◆ What the task requires
Print the listing as it stands, omitting all images.

— begin Listed entries —

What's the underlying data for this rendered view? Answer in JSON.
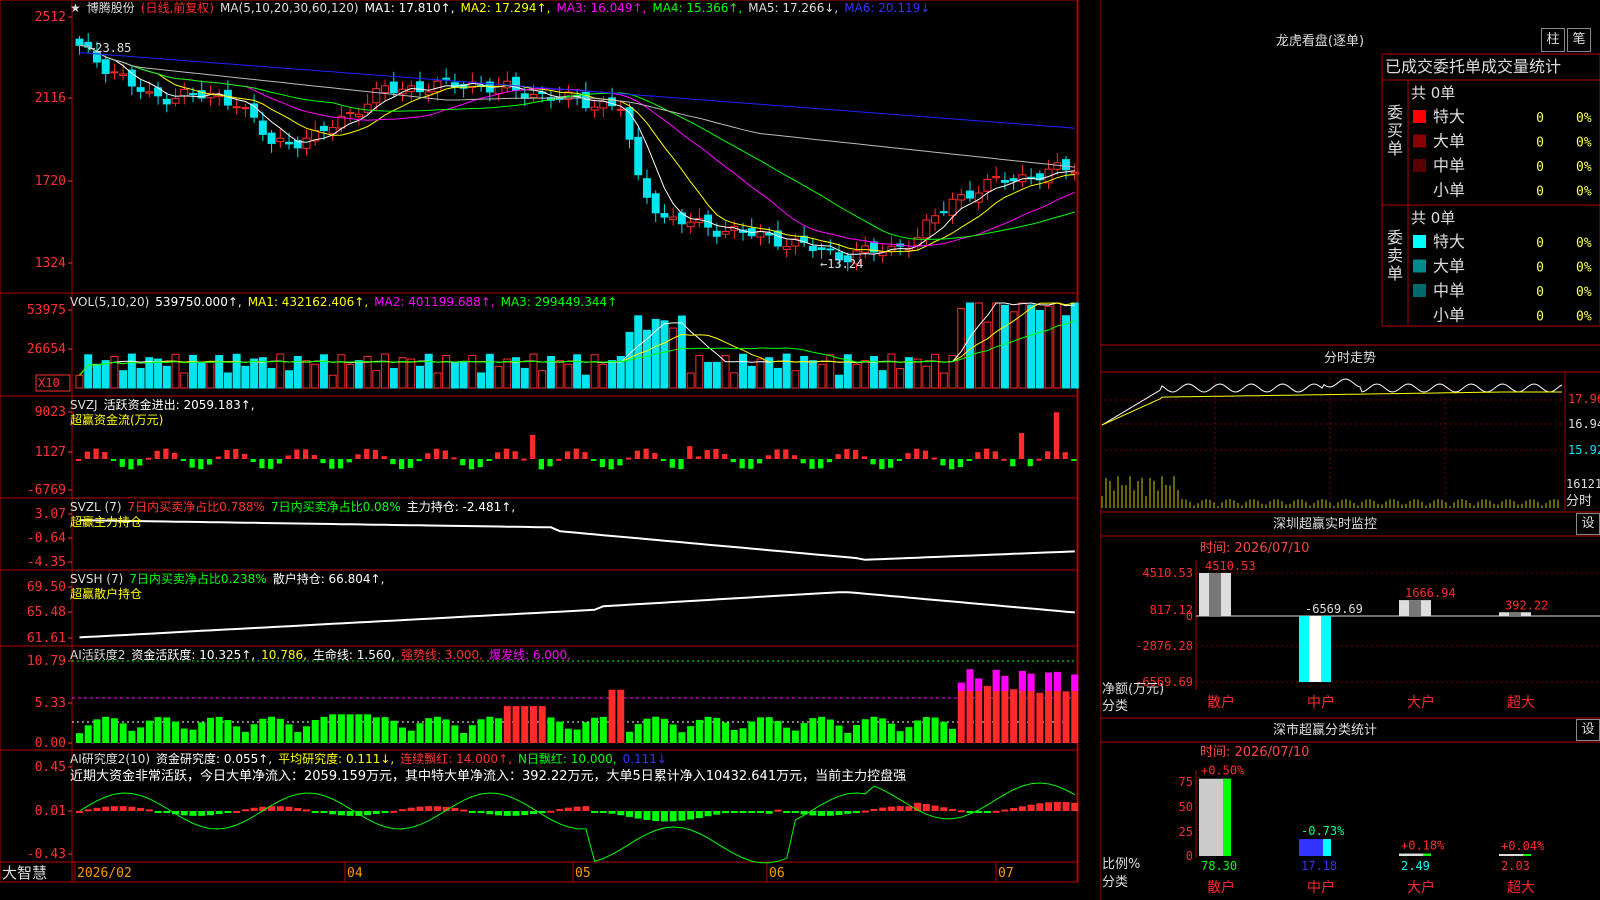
{
  "stock": {
    "name": "博腾股份",
    "mode": "(日线,前复权)"
  },
  "colors": {
    "up": "#ff2a2a",
    "down": "#00e5ee",
    "green": "#00ff00",
    "yellow": "#ffff00",
    "magenta": "#ff00ff",
    "white": "#ffffff",
    "blue": "#2020ff",
    "grid": "#b00000",
    "axis": "#ff3030"
  },
  "main_panel": {
    "ma_text": [
      {
        "t": "MA(5,10,20,30,60,120)",
        "c": "#dddddd"
      },
      {
        "t": "MA1: 17.810↑,",
        "c": "#ffffff"
      },
      {
        "t": "MA2: 17.294↑,",
        "c": "#ffff00"
      },
      {
        "t": "MA3: 16.049↑,",
        "c": "#ff00ff"
      },
      {
        "t": "MA4: 15.366↑,",
        "c": "#00ff00"
      },
      {
        "t": "MA5: 17.266↓,",
        "c": "#dddddd"
      },
      {
        "t": "MA6: 20.119↓",
        "c": "#3333ff"
      }
    ],
    "y_ticks": [
      "2512",
      "2116",
      "1720",
      "1324"
    ],
    "high_label": "23.85",
    "low_label": "13.24"
  },
  "vol_panel": {
    "text": [
      {
        "t": "VOL(5,10,20)",
        "c": "#dddddd"
      },
      {
        "t": "539750.000↑,",
        "c": "#ffffff"
      },
      {
        "t": "MA1: 432162.406↑,",
        "c": "#ffff00"
      },
      {
        "t": "MA2: 401199.688↑,",
        "c": "#ff00ff"
      },
      {
        "t": "MA3: 299449.344↑",
        "c": "#00ff00"
      }
    ],
    "y_ticks": [
      "53975",
      "26654"
    ],
    "unit": "X10"
  },
  "svzj_panel": {
    "line1": [
      {
        "t": "SVZJ",
        "c": "#dddddd"
      },
      {
        "t": "活跃资金进出: 2059.183↑,",
        "c": "#ffffff"
      }
    ],
    "line2": "超赢资金流(万元)",
    "y_ticks": [
      "9023",
      "1127",
      "-6769"
    ]
  },
  "svzl_panel": {
    "line1": [
      {
        "t": "SVZL (7)",
        "c": "#dddddd"
      },
      {
        "t": "7日内买卖净占比0.788%",
        "c": "#ff3030"
      },
      {
        "t": "7日内买卖净占比0.08%",
        "c": "#00ff00"
      },
      {
        "t": "主力持仓: -2.481↑,",
        "c": "#ffffff"
      }
    ],
    "line2": "超赢主力持仓",
    "y_ticks": [
      "3.07",
      "-0.64",
      "-4.35"
    ]
  },
  "svsh_panel": {
    "line1": [
      {
        "t": "SVSH (7)",
        "c": "#dddddd"
      },
      {
        "t": "7日内买卖净占比0.238%",
        "c": "#00ff00"
      },
      {
        "t": "散户持仓: 66.804↑,",
        "c": "#ffffff"
      }
    ],
    "line2": "超赢散户持仓",
    "y_ticks": [
      "69.50",
      "65.48",
      "61.61"
    ]
  },
  "ai_panel": {
    "line1": [
      {
        "t": "AI活跃度2",
        "c": "#dddddd"
      },
      {
        "t": "资金活跃度: 10.325↑,",
        "c": "#ffffff"
      },
      {
        "t": "10.786,",
        "c": "#ffff00"
      },
      {
        "t": "生命线: 1.560,",
        "c": "#ffffff"
      },
      {
        "t": "强势线: 3.000,",
        "c": "#ff3030"
      },
      {
        "t": "爆发线: 6.000,",
        "c": "#ff00ff"
      }
    ],
    "y_ticks": [
      "10.79",
      "5.33",
      "0.00"
    ]
  },
  "research_panel": {
    "line1": [
      {
        "t": "AI研究度2(10)",
        "c": "#dddddd"
      },
      {
        "t": "资金研究度: 0.055↑,",
        "c": "#ffffff"
      },
      {
        "t": "平均研究度: 0.111↓,",
        "c": "#ffff00"
      },
      {
        "t": "连续飘红: 14.000↑,",
        "c": "#ff3030"
      },
      {
        "t": "N日飘红: 10.000,",
        "c": "#00ff00"
      },
      {
        "t": "0.111↓",
        "c": "#3333ff"
      }
    ],
    "line2": "近期大资金非常活跃，今日大单净流入：2059.159万元，其中特大单净流入：392.22万元，大单5日累计净入10432.641万元，当前主力控盘强",
    "y_ticks": [
      "0.45",
      "0.01",
      "-0.43"
    ]
  },
  "date_axis": {
    "brand": "大智慧",
    "labels": [
      "2026/02",
      "04",
      "05",
      "06",
      "07"
    ]
  },
  "dragon_tiger": {
    "title": "龙虎看盘(逐单)",
    "btn_bar": "柱",
    "btn_pen": "笔",
    "header": "已成交委托单成交量统计",
    "buy": {
      "side": "委买单",
      "total": "共 0单",
      "rows": [
        {
          "label": "特大",
          "qty": "0",
          "pct": "0%",
          "c": "#ff0000"
        },
        {
          "label": "大单",
          "qty": "0",
          "pct": "0%",
          "c": "#8b0000"
        },
        {
          "label": "中单",
          "qty": "0",
          "pct": "0%",
          "c": "#5a0000"
        },
        {
          "label": "小单",
          "qty": "0",
          "pct": "0%",
          "c": "#000000"
        }
      ]
    },
    "sell": {
      "side": "委卖单",
      "total": "共 0单",
      "rows": [
        {
          "label": "特大",
          "qty": "0",
          "pct": "0%",
          "c": "#00ffff"
        },
        {
          "label": "大单",
          "qty": "0",
          "pct": "0%",
          "c": "#008b8b"
        },
        {
          "label": "中单",
          "qty": "0",
          "pct": "0%",
          "c": "#006a6a"
        },
        {
          "label": "小单",
          "qty": "0",
          "pct": "0%",
          "c": "#000000"
        }
      ]
    }
  },
  "intraday": {
    "title": "分时走势",
    "price_ticks": [
      "17.96",
      "16.94",
      "15.92"
    ],
    "vol_tick": "16121",
    "vol_unit": "分时"
  },
  "sz_monitor": {
    "title": "深圳超赢实时监控",
    "settings": "设",
    "time": "时间: 2026/07/10",
    "y_ticks": [
      "4510.53",
      "817.12",
      "0",
      "-2876.28",
      "-6569.69"
    ],
    "ylabel1": "净额(万元)",
    "ylabel2": "分类",
    "chart_data": {
      "type": "bar",
      "categories": [
        "散户",
        "中户",
        "大户",
        "超大"
      ],
      "values": [
        4510.53,
        -6569.69,
        1666.94,
        392.22
      ],
      "labels": [
        "4510.53",
        "-6569.69",
        "1666.94",
        "392.22"
      ],
      "ylim": [
        -6569.69,
        4510.53
      ]
    }
  },
  "sh_stats": {
    "title": "深市超赢分类统计",
    "settings": "设",
    "time": "时间: 2026/07/10",
    "y_ticks": [
      "75",
      "50",
      "25",
      "0"
    ],
    "ylabel1": "比例%",
    "ylabel2": "分类",
    "chart_data": {
      "type": "bar",
      "categories": [
        "散户",
        "中户",
        "大户",
        "超大"
      ],
      "values": [
        78.3,
        17.18,
        2.49,
        2.03
      ],
      "changes": [
        "+0.50%",
        "-0.73%",
        "+0.18%",
        "+0.04%"
      ],
      "value_labels": [
        "78.30",
        "17.18",
        "2.49",
        "2.03"
      ],
      "ylim": [
        0,
        80
      ]
    }
  }
}
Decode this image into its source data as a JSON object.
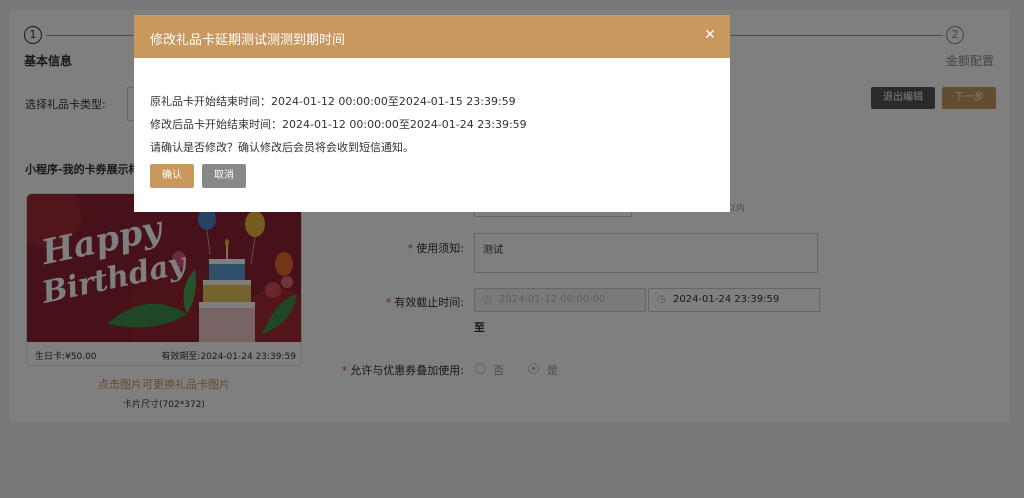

— end Listed entries —

◆ Written solution
What's the underlying data for this rendered view? Answer in JSON.
{
  "stock": {
    "name": "博腾股份",
    "mode": "(日线,前复权)"
  },
  "colors": {
    "up": "#ff2a2a",
    "down": "#00e5ee",
    "green": "#00ff00",
    "yellow": "#ffff00",
    "magenta": "#ff00ff",
    "white": "#ffffff",
    "blue": "#2020ff",
    "grid": "#b00000",
    "axis": "#ff3030"
  },
  "main_panel": {
    "ma_text": [
      {
        "t": "MA(5,10,20,30,60,120)",
        "c": "#dddddd"
      },
      {
        "t": "MA1: 17.810↑,",
        "c": "#ffffff"
      },
      {
        "t": "MA2: 17.294↑,",
        "c": "#ffff00"
      },
      {
        "t": "MA3: 16.049↑,",
        "c": "#ff00ff"
      },
      {
        "t": "MA4: 15.366↑,",
        "c": "#00ff00"
      },
      {
        "t": "MA5: 17.266↓,",
        "c": "#dddddd"
      },
      {
        "t": "MA6: 20.119↓",
        "c": "#3333ff"
      }
    ],
    "y_ticks": [
      "2512",
      "2116",
      "1720",
      "1324"
    ],
    "high_label": "23.85",
    "low_label": "13.24"
  },
  "vol_panel": {
    "text": [
      {
        "t": "VOL(5,10,20)",
        "c": "#dddddd"
      },
      {
        "t": "539750.000↑,",
        "c": "#ffffff"
      },
      {
        "t": "MA1: 432162.406↑,",
        "c": "#ffff00"
      },
      {
        "t": "MA2: 401199.688↑,",
        "c": "#ff00ff"
      },
      {
        "t": "MA3: 299449.344↑",
        "c": "#00ff00"
      }
    ],
    "y_ticks": [
      "53975",
      "26654"
    ],
    "unit": "X10"
  },
  "svzj_panel": {
    "line1": [
      {
        "t": "SVZJ",
        "c": "#dddddd"
      },
      {
        "t": "活跃资金进出: 2059.183↑,",
        "c": "#ffffff"
      }
    ],
    "line2": "超赢资金流(万元)",
    "y_ticks": [
      "9023",
      "1127",
      "-6769"
    ]
  },
  "svzl_panel": {
    "line1": [
      {
        "t": "SVZL (7)",
        "c": "#dddddd"
      },
      {
        "t": "7日内买卖净占比0.788%",
        "c": "#ff3030"
      },
      {
        "t": "7日内买卖净占比0.08%",
        "c": "#00ff00"
      },
      {
        "t": "主力持仓: -2.481↑,",
        "c": "#ffffff"
      }
    ],
    "line2": "超赢主力持仓",
    "y_ticks": [
      "3.07",
      "-0.64",
      "-4.35"
    ]
  },
  "svsh_panel": {
    "line1": [
      {
        "t": "SVSH (7)",
        "c": "#dddddd"
      },
      {
        "t": "7日内买卖净占比0.238%",
        "c": "#00ff00"
      },
      {
        "t": "散户持仓: 66.804↑,",
        "c": "#ffffff"
      }
    ],
    "line2": "超赢散户持仓",
    "y_ticks": [
      "69.50",
      "65.48",
      "61.61"
    ]
  },
  "ai_panel": {
    "line1": [
      {
        "t": "AI活跃度2",
        "c": "#dddddd"
      },
      {
        "t": "资金活跃度: 10.325↑,",
        "c": "#ffffff"
      },
      {
        "t": "10.786,",
        "c": "#ffff00"
      },
      {
        "t": "生命线: 1.560,",
        "c": "#ffffff"
      },
      {
        "t": "强势线: 3.000,",
        "c": "#ff3030"
      },
      {
        "t": "爆发线: 6.000,",
        "c": "#ff00ff"
      }
    ],
    "y_ticks": [
      "10.79",
      "5.33",
      "0.00"
    ]
  },
  "research_panel": {
    "line1": [
      {
        "t": "AI研究度2(10)",
        "c": "#dddddd"
      },
      {
        "t": "资金研究度: 0.055↑,",
        "c": "#ffffff"
      },
      {
        "t": "平均研究度: 0.111↓,",
        "c": "#ffff00"
      },
      {
        "t": "连续飘红: 14.000↑,",
        "c": "#ff3030"
      },
      {
        "t": "N日飘红: 10.000,",
        "c": "#00ff00"
      },
      {
        "t": "0.111↓",
        "c": "#3333ff"
      }
    ],
    "line2": "近期大资金非常活跃，今日大单净流入：2059.159万元，其中特大单净流入：392.22万元，大单5日累计净入10432.641万元，当前主力控盘强",
    "y_ticks": [
      "0.45",
      "0.01",
      "-0.43"
    ]
  },
  "date_axis": {
    "brand": "大智慧",
    "labels": [
      "2026/02",
      "04",
      "05",
      "06",
      "07"
    ]
  },
  "dragon_tiger": {
    "title": "龙虎看盘(逐单)",
    "btn_bar": "柱",
    "btn_pen": "笔",
    "header": "已成交委托单成交量统计",
    "buy": {
      "side": "委买单",
      "total": "共 0单",
      "rows": [
        {
          "label": "特大",
          "qty": "0",
          "pct": "0%",
          "c": "#ff0000"
        },
        {
          "label": "大单",
          "qty": "0",
          "pct": "0%",
          "c": "#8b0000"
        },
        {
          "label": "中单",
          "qty": "0",
          "pct": "0%",
          "c": "#5a0000"
        },
        {
          "label": "小单",
          "qty": "0",
          "pct": "0%",
          "c": "#000000"
        }
      ]
    },
    "sell": {
      "side": "委卖单",
      "total": "共 0单",
      "rows": [
        {
          "label": "特大",
          "qty": "0",
          "pct": "0%",
          "c": "#00ffff"
        },
        {
          "label": "大单",
          "qty": "0",
          "pct": "0%",
          "c": "#008b8b"
        },
        {
          "label": "中单",
          "qty": "0",
          "pct": "0%",
          "c": "#006a6a"
        },
        {
          "label": "小单",
          "qty": "0",
          "pct": "0%",
          "c": "#000000"
        }
      ]
    }
  },
  "intraday": {
    "title": "分时走势",
    "price_ticks": [
      "17.96",
      "16.94",
      "15.92"
    ],
    "vol_tick": "16121",
    "vol_unit": "分时"
  },
  "sz_monitor": {
    "title": "深圳超赢实时监控",
    "settings": "设",
    "time": "时间: 2026/07/10",
    "y_ticks": [
      "4510.53",
      "817.12",
      "0",
      "-2876.28",
      "-6569.69"
    ],
    "ylabel1": "净额(万元)",
    "ylabel2": "分类",
    "chart_data": {
      "type": "bar",
      "categories": [
        "散户",
        "中户",
        "大户",
        "超大"
      ],
      "values": [
        4510.53,
        -6569.69,
        1666.94,
        392.22
      ],
      "labels": [
        "4510.53",
        "-6569.69",
        "1666.94",
        "392.22"
      ],
      "ylim": [
        -6569.69,
        4510.53
      ]
    }
  },
  "sh_stats": {
    "title": "深市超赢分类统计",
    "settings": "设",
    "time": "时间: 2026/07/10",
    "y_ticks": [
      "75",
      "50",
      "25",
      "0"
    ],
    "ylabel1": "比例%",
    "ylabel2": "分类",
    "chart_data": {
      "type": "bar",
      "categories": [
        "散户",
        "中户",
        "大户",
        "超大"
      ],
      "values": [
        78.3,
        17.18,
        2.49,
        2.03
      ],
      "changes": [
        "+0.50%",
        "-0.73%",
        "+0.18%",
        "+0.04%"
      ],
      "value_labels": [
        "78.30",
        "17.18",
        "2.49",
        "2.03"
      ],
      "ylim": [
        0,
        80
      ]
    }
  }
}
Decode this image into its source data as a JSON object.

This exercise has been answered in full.